INSTRUCTION:
Write out the entries verbatim and leave the images out of the copy.

------------------------------------------------------------

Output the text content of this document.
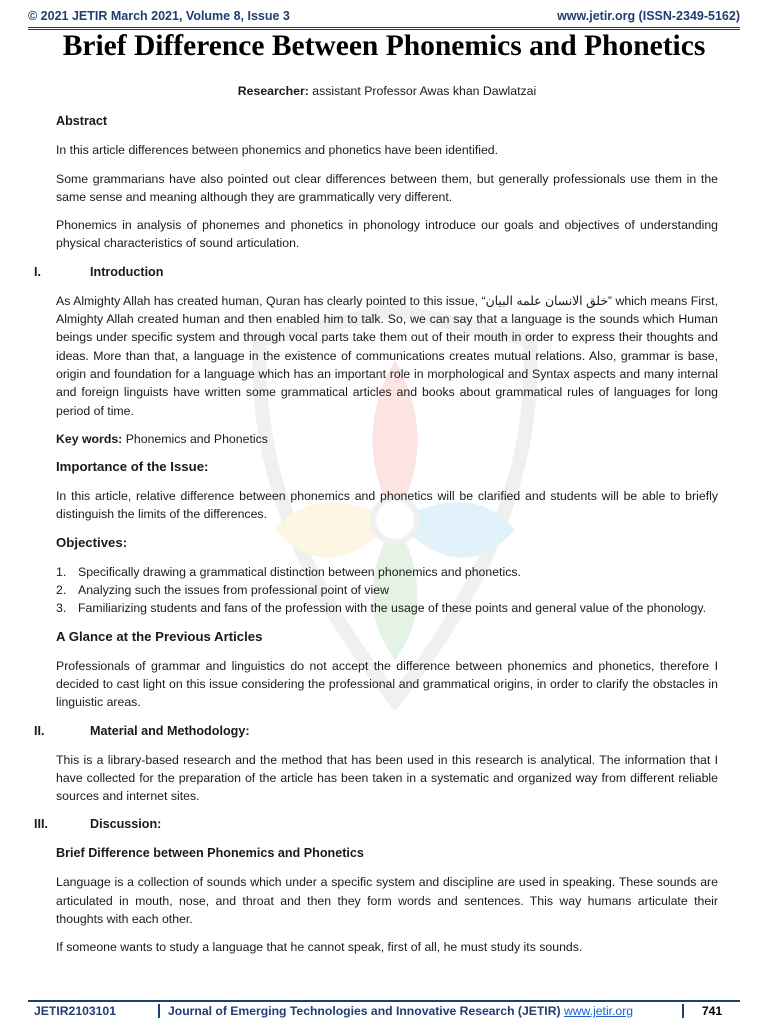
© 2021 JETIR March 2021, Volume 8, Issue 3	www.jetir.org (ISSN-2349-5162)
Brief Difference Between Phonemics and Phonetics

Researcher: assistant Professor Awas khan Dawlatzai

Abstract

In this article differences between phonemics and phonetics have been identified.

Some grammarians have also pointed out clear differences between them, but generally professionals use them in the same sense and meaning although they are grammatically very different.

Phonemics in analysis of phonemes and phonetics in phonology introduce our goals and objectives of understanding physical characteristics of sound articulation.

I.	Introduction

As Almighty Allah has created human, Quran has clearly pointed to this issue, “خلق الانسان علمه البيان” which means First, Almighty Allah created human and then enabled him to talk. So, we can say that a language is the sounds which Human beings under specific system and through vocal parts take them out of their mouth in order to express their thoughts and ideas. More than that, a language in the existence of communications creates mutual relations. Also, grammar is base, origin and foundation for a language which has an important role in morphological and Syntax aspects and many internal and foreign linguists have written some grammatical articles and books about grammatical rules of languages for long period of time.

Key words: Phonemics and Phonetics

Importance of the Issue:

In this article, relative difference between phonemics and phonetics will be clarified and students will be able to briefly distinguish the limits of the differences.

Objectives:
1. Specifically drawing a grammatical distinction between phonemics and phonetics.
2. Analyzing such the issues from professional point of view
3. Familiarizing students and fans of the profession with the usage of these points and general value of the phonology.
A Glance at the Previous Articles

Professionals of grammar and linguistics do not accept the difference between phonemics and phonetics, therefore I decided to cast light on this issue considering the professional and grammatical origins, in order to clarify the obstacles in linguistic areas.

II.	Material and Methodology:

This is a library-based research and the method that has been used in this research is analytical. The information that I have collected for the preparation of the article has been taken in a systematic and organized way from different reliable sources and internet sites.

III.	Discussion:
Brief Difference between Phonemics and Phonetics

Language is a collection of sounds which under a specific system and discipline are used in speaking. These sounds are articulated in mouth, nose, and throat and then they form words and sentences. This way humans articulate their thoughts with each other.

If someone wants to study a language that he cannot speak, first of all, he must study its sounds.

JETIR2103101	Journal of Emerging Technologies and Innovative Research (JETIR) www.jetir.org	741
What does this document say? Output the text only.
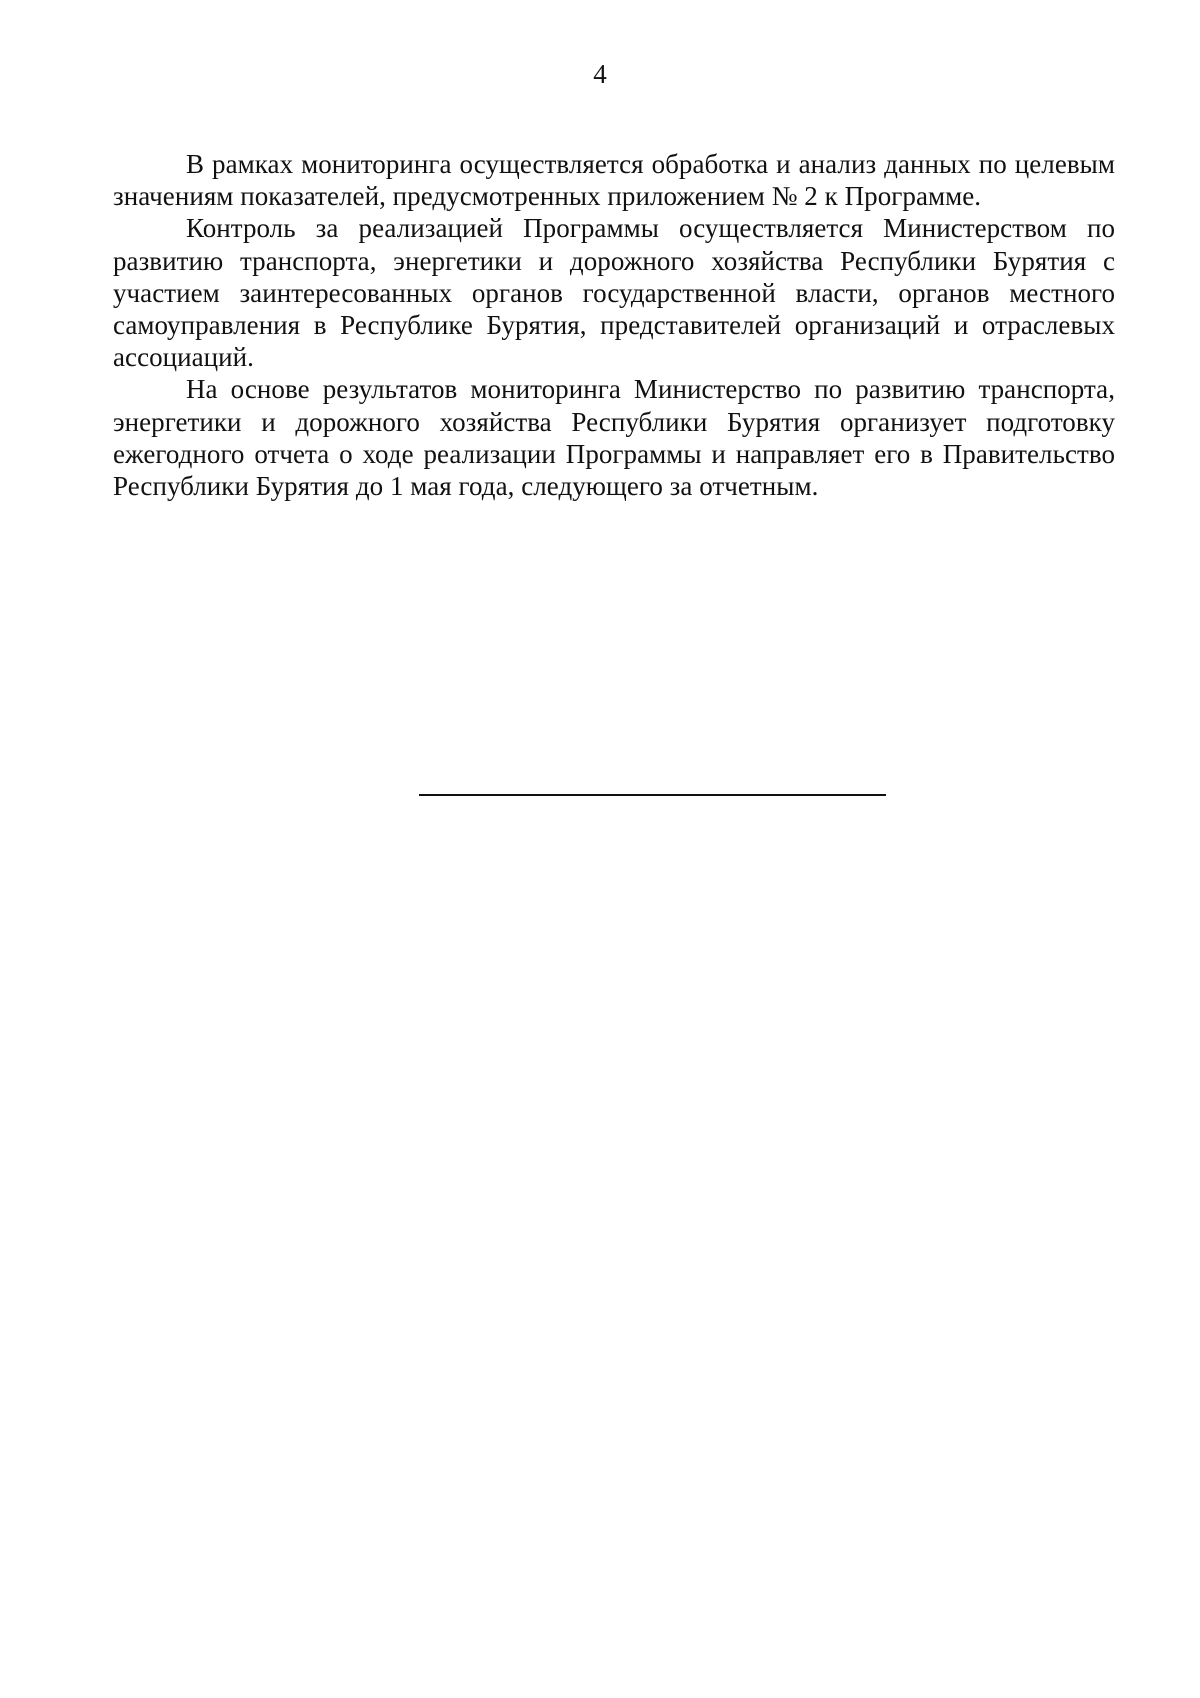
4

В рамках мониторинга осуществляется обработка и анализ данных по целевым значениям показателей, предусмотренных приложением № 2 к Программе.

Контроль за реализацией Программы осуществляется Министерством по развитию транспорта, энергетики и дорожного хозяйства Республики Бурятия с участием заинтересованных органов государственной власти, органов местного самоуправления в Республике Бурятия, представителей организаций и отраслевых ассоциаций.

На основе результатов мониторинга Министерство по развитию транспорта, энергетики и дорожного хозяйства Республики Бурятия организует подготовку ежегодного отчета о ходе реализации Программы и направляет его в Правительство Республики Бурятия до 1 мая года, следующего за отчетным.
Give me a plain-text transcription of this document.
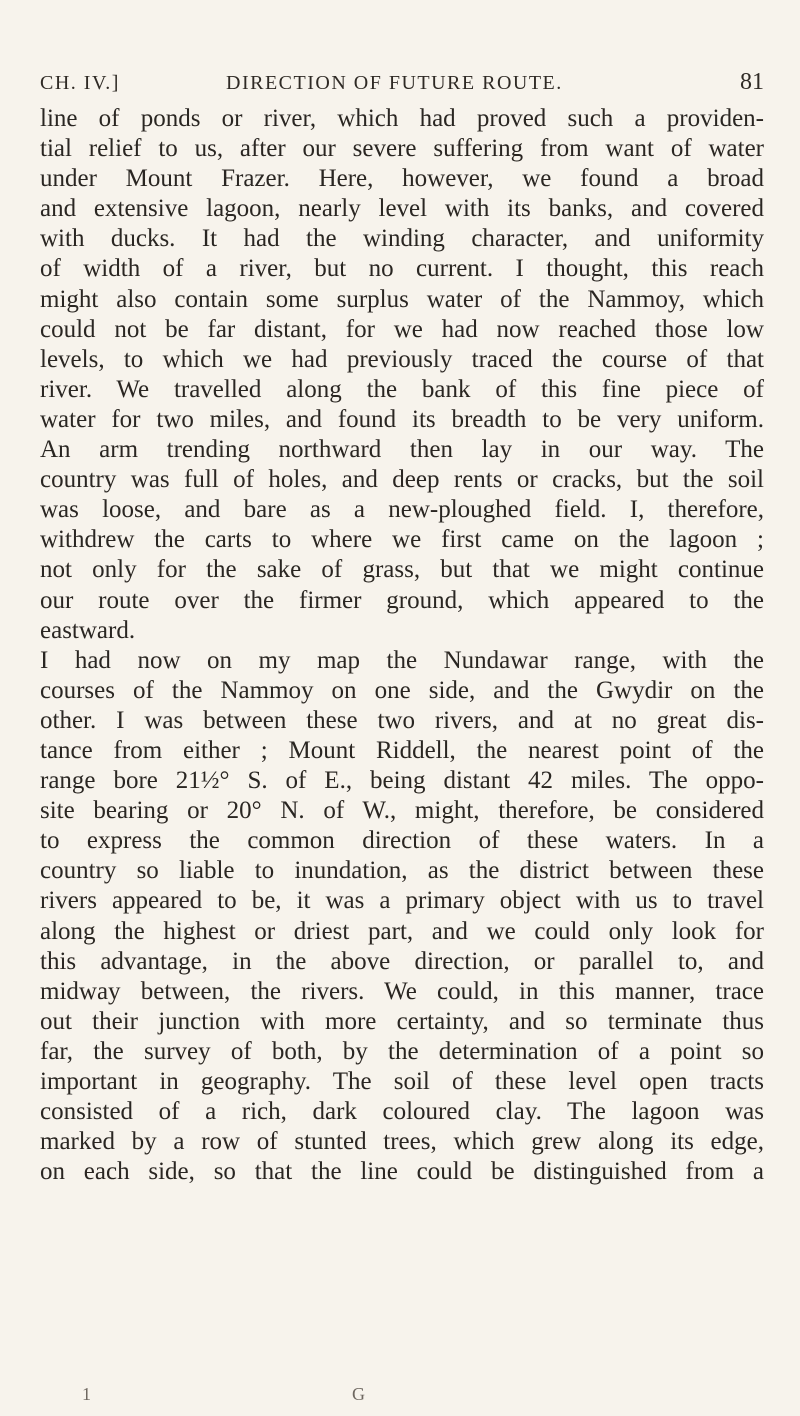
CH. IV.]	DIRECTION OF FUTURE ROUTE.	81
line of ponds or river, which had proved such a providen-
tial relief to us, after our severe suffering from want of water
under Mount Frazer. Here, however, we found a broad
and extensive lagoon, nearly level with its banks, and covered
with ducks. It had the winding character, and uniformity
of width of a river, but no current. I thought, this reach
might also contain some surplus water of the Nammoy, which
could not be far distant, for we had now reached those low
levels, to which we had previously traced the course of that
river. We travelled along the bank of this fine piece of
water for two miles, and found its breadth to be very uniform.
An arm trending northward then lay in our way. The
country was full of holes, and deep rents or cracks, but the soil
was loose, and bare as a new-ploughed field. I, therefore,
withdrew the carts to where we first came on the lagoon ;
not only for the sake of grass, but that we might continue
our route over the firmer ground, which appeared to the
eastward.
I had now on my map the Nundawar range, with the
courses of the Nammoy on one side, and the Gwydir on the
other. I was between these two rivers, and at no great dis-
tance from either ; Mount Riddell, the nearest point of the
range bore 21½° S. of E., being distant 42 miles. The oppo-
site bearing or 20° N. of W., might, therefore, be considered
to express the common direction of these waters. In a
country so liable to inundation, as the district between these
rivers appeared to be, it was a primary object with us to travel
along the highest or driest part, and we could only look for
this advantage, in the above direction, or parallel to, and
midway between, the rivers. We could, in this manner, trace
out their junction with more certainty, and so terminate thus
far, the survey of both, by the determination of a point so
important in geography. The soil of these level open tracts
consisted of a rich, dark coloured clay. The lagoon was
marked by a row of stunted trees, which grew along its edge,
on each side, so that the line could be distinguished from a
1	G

------------------------------------------------------------

THE REPLY:
Output the text content of this document.
© 2021 JETIR March 2021, Volume 8, Issue 3	www.jetir.org (ISSN-2349-5162)
Brief Difference Between Phonemics and Phonetics

Researcher: assistant Professor Awas khan Dawlatzai

Abstract

In this article differences between phonemics and phonetics have been identified.

Some grammarians have also pointed out clear differences between them, but generally professionals use them in the same sense and meaning although they are grammatically very different.

Phonemics in analysis of phonemes and phonetics in phonology introduce our goals and objectives of understanding physical characteristics of sound articulation.

I.	Introduction

As Almighty Allah has created human, Quran has clearly pointed to this issue, “خلق الانسان علمه البيان” which means First, Almighty Allah created human and then enabled him to talk. So, we can say that a language is the sounds which Human beings under specific system and through vocal parts take them out of their mouth in order to express their thoughts and ideas. More than that, a language in the existence of communications creates mutual relations. Also, grammar is base, origin and foundation for a language which has an important role in morphological and Syntax aspects and many internal and foreign linguists have written some grammatical articles and books about grammatical rules of languages for long period of time.

Key words: Phonemics and Phonetics

Importance of the Issue:

In this article, relative difference between phonemics and phonetics will be clarified and students will be able to briefly distinguish the limits of the differences.

Objectives:
1. Specifically drawing a grammatical distinction between phonemics and phonetics.
2. Analyzing such the issues from professional point of view
3. Familiarizing students and fans of the profession with the usage of these points and general value of the phonology.
A Glance at the Previous Articles

Professionals of grammar and linguistics do not accept the difference between phonemics and phonetics, therefore I decided to cast light on this issue considering the professional and grammatical origins, in order to clarify the obstacles in linguistic areas.

II.	Material and Methodology:

This is a library-based research and the method that has been used in this research is analytical. The information that I have collected for the preparation of the article has been taken in a systematic and organized way from different reliable sources and internet sites.

III.	Discussion:
Brief Difference between Phonemics and Phonetics

Language is a collection of sounds which under a specific system and discipline are used in speaking. These sounds are articulated in mouth, nose, and throat and then they form words and sentences. This way humans articulate their thoughts with each other.

If someone wants to study a language that he cannot speak, first of all, he must study its sounds.

JETIR2103101	Journal of Emerging Technologies and Innovative Research (JETIR) www.jetir.org	741
What does this document say? Output the text only.
4

В рамках мониторинга осуществляется обработка и анализ данных по целевым значениям показателей, предусмотренных приложением № 2 к Программе.

Контроль за реализацией Программы осуществляется Министерством по развитию транспорта, энергетики и дорожного хозяйства Республики Бурятия с участием заинтересованных органов государственной власти, органов местного самоуправления в Республике Бурятия, представителей организаций и отраслевых ассоциаций.

На основе результатов мониторинга Министерство по развитию транспорта, энергетики и дорожного хозяйства Республики Бурятия организует подготовку ежегодного отчета о ходе реализации Программы и направляет его в Правительство Республики Бурятия до 1 мая года, следующего за отчетным.
Give me a plain-text transcription of this document.
CH. IV.]	DIRECTION OF FUTURE ROUTE.	81
line of ponds or river, which had proved such a providen-
tial relief to us, after our severe suffering from want of water
under Mount Frazer. Here, however, we found a broad
and extensive lagoon, nearly level with its banks, and covered
with ducks. It had the winding character, and uniformity
of width of a river, but no current. I thought, this reach
might also contain some surplus water of the Nammoy, which
could not be far distant, for we had now reached those low
levels, to which we had previously traced the course of that
river. We travelled along the bank of this fine piece of
water for two miles, and found its breadth to be very uniform.
An arm trending northward then lay in our way. The
country was full of holes, and deep rents or cracks, but the soil
was loose, and bare as a new-ploughed field. I, therefore,
withdrew the carts to where we first came on the lagoon ;
not only for the sake of grass, but that we might continue
our route over the firmer ground, which appeared to the
eastward.
I had now on my map the Nundawar range, with the
courses of the Nammoy on one side, and the Gwydir on the
other. I was between these two rivers, and at no great dis-
tance from either ; Mount Riddell, the nearest point of the
range bore 21½° S. of E., being distant 42 miles. The oppo-
site bearing or 20° N. of W., might, therefore, be considered
to express the common direction of these waters. In a
country so liable to inundation, as the district between these
rivers appeared to be, it was a primary object with us to travel
along the highest or driest part, and we could only look for
this advantage, in the above direction, or parallel to, and
midway between, the rivers. We could, in this manner, trace
out their junction with more certainty, and so terminate thus
far, the survey of both, by the determination of a point so
important in geography. The soil of these level open tracts
consisted of a rich, dark coloured clay. The lagoon was
marked by a row of stunted trees, which grew along its edge,
on each side, so that the line could be distinguished from a
1	G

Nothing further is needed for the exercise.